Records from a collection:
○ ○ ○ ○ ○ ○ ○
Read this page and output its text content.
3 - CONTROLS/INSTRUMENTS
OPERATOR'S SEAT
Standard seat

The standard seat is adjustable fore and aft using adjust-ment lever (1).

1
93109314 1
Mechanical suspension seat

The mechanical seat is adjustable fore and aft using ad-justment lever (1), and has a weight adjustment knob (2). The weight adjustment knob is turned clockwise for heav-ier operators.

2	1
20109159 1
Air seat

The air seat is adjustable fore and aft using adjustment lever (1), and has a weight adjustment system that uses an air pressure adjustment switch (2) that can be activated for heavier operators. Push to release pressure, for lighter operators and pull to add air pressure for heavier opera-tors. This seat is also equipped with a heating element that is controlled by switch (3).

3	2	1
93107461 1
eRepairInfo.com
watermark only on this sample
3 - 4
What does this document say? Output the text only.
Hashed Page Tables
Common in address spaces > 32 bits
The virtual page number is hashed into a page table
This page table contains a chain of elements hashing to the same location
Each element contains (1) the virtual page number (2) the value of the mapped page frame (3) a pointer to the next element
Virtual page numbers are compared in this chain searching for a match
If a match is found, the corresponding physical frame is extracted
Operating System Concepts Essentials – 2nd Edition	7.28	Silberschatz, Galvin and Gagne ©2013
○ ○ ○ ○ ○ ○ ○
[SET TASK] Copy out each record, keeping every word as it is.

[SOLUTION FOR THIS TASK]
Read this page and output its text content.
3 - CONTROLS/INSTRUMENTS
OPERATOR'S SEAT
Standard seat

The standard seat is adjustable fore and aft using adjust-ment lever (1).

1
93109314 1
Mechanical suspension seat

The mechanical seat is adjustable fore and aft using ad-justment lever (1), and has a weight adjustment knob (2). The weight adjustment knob is turned clockwise for heav-ier operators.

2	1
20109159 1
Air seat

The air seat is adjustable fore and aft using adjustment lever (1), and has a weight adjustment system that uses an air pressure adjustment switch (2) that can be activated for heavier operators. Push to release pressure, for lighter operators and pull to add air pressure for heavier opera-tors. This seat is also equipped with a heating element that is controlled by switch (3).

3	2	1
93107461 1
eRepairInfo.com
watermark only on this sample
3 - 4
What does this document say? Output the text only.
Hashed Page Tables
Common in address spaces > 32 bits
The virtual page number is hashed into a page table
This page table contains a chain of elements hashing to the same location
Each element contains (1) the virtual page number (2) the value of the mapped page frame (3) a pointer to the next element
Virtual page numbers are compared in this chain searching for a match
If a match is found, the corresponding physical frame is extracted
Operating System Concepts Essentials – 2nd Edition	7.28	Silberschatz, Galvin and Gagne ©2013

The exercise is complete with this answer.